A troubled father and daughter reuinte in even more strained circumstances

Moon, 66 Questions

Source: Berlinale

‘Moon, 66 Questions’


Dir-scr: Jacqueline Lentzou. Greece, France. 2021. 108 mins

After her father suffers a sudden and debilitating illness, Artemis (Sofia Kokkali) decides to return home to Greece after a long period of absence. The wider assumption is that, as the only child of divorced parents, she will shoulder the responsibility of his daily care. But neither Artemis, nor Paris (Lazaros Georgakopoulos), her stonily uncommunicative father, fit comfortably into the proscribed familial roles. They are too angular and unpredictable as personalities; for as long as Artemis can remember, they have been tacitly at odds with each other. Jacqueline Lentzou’s intriguing, unconventional feature debut eschews anything as trite as a big emotional rapprochement, but it does ultimately carve out a shared emotional space for the pair.

Jacqueline Lentzou consolidates her position as a talent to watch

This is a highly anticipated debut from Lentzou, the director of a number of acclaimed short films which have screened at festivals including Cannes, Berlin, Toronto and Locarno; winning prizes such as the Cannes Semaine de La Critique Leica Cine Discovery Award (for Hector Malot: The Last Day of the Year). Playful and idiosyncratic in approach, it’s a neat fit for Berlin’s Encounters competition, and should find a warm reception on the festival circuit going forwards. It’s a title which will likely be on the radar of arthouse distributors, both for its engaging freshness and for the opportunity to cultivate a relationship with Lentzou, who consolidates her position as a talent to watch.

——————

▶ _Set of tasks_:
a: In the review of Moon, 66 Questions, update the part that opens with the words containing "After her father" and closes with "for the pair.", changing "daily care" to "long-term care".
b: Does the review of Moon, 66 Questions agree with each statement below? Answer yes or no for each and quote the deciding words. (i) Artemis is the only child of divorced parents. (ii) The film runs 108 minutes. (iii) Paris, Artemis's father, is a talkative man.

▶ _Source data_:
——————

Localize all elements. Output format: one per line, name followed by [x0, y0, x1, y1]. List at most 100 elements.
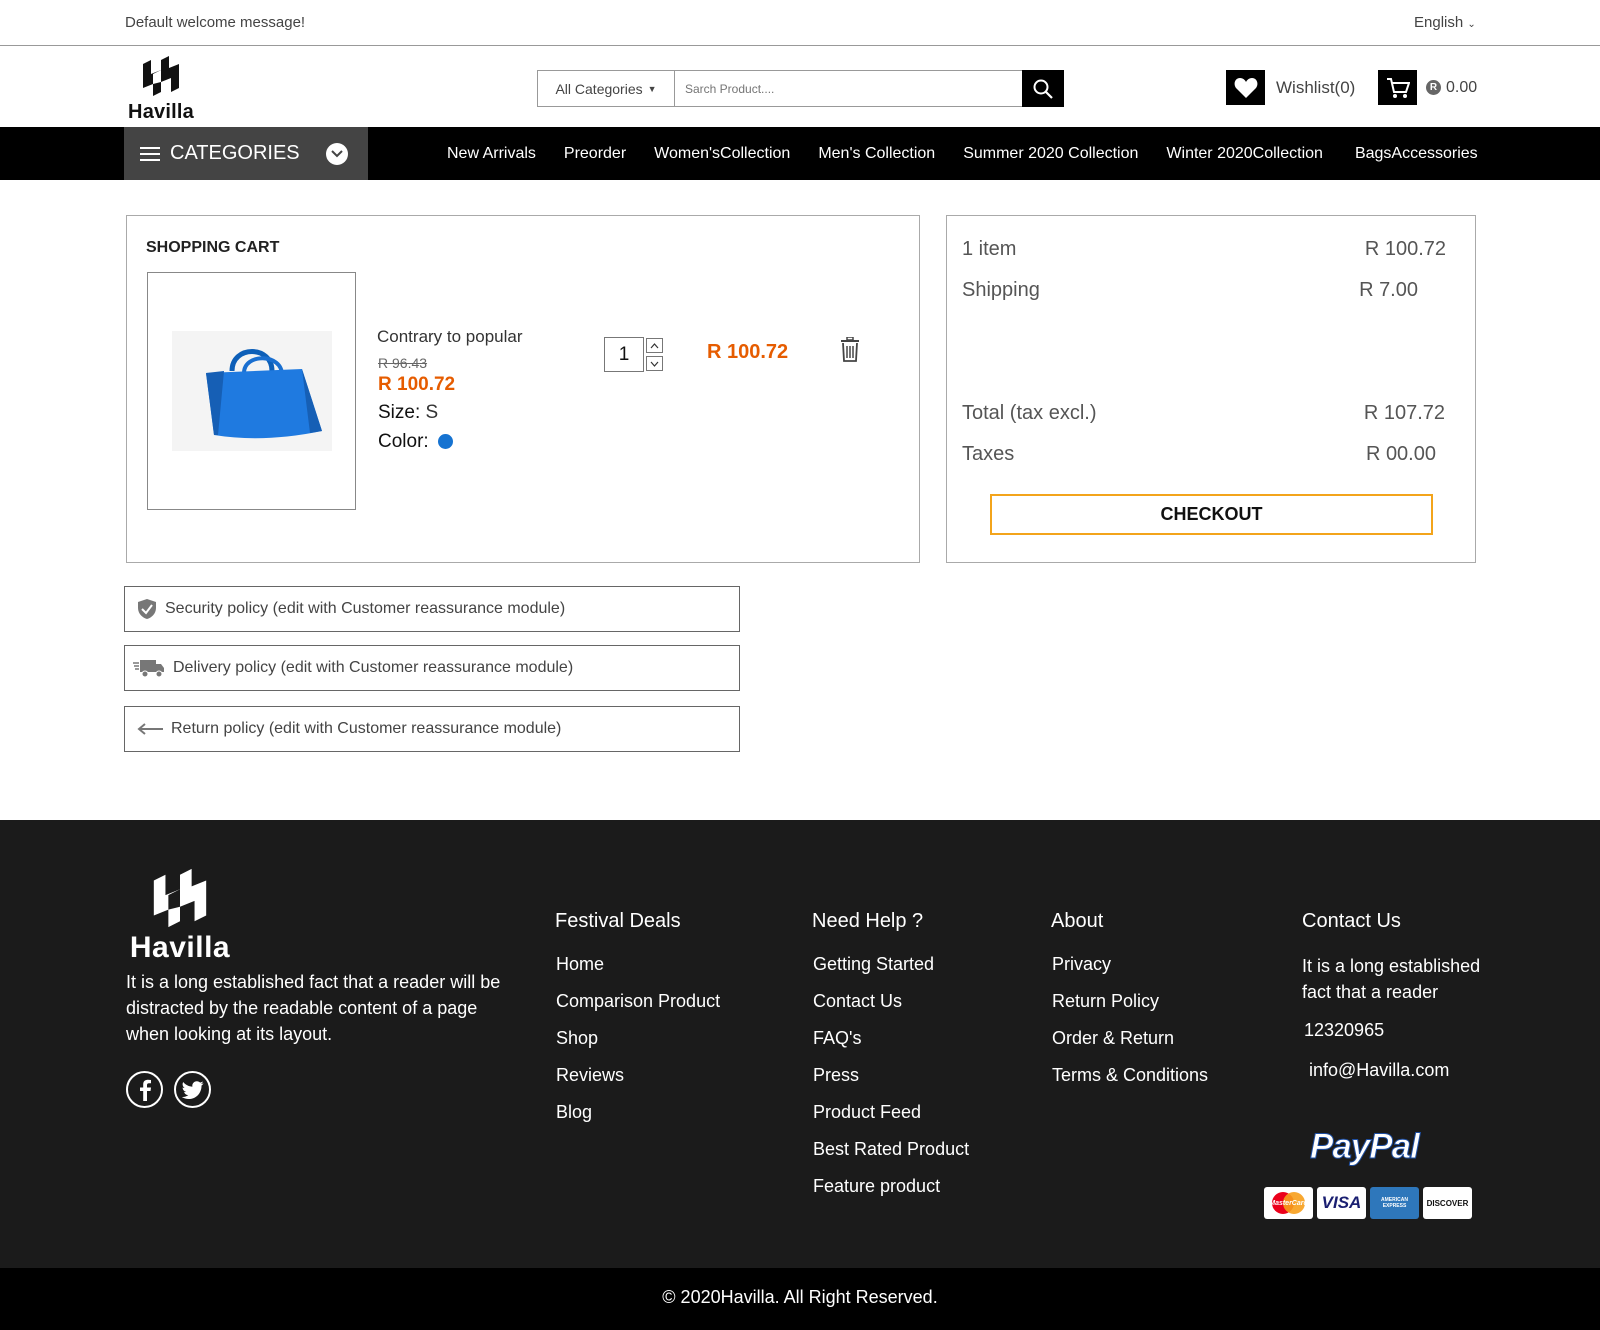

——————

▶ _Full solutions_:
a:
After her father suffers a sudden and debilitating illness, Artemis (Sofia Kokkali) decides to return home to Greece after a long period of absence. The wider assumption is that, as the only child of divorced parents, she will shoulder the responsibility of his long-term care. But neither Artemis, nor Paris (Lazaros Georgakopoulos), her stonily uncommunicative father, fit comfortably into the proscribed familial roles. They are too angular and unpredictable as personalities; for as long as Artemis can remember, they have been tacitly at odds with each other. Jacqueline Lentzou’s intriguing, unconventional feature debut eschews anything as trite as a big emotional rapprochement, but it does ultimately carve out a shared emotional space for the pair.

b:
(i) Yes: "as the only child of divorced parents"
(ii) Yes: "2021. 108 mins"
(iii) No: "her stonily uncommunicative father"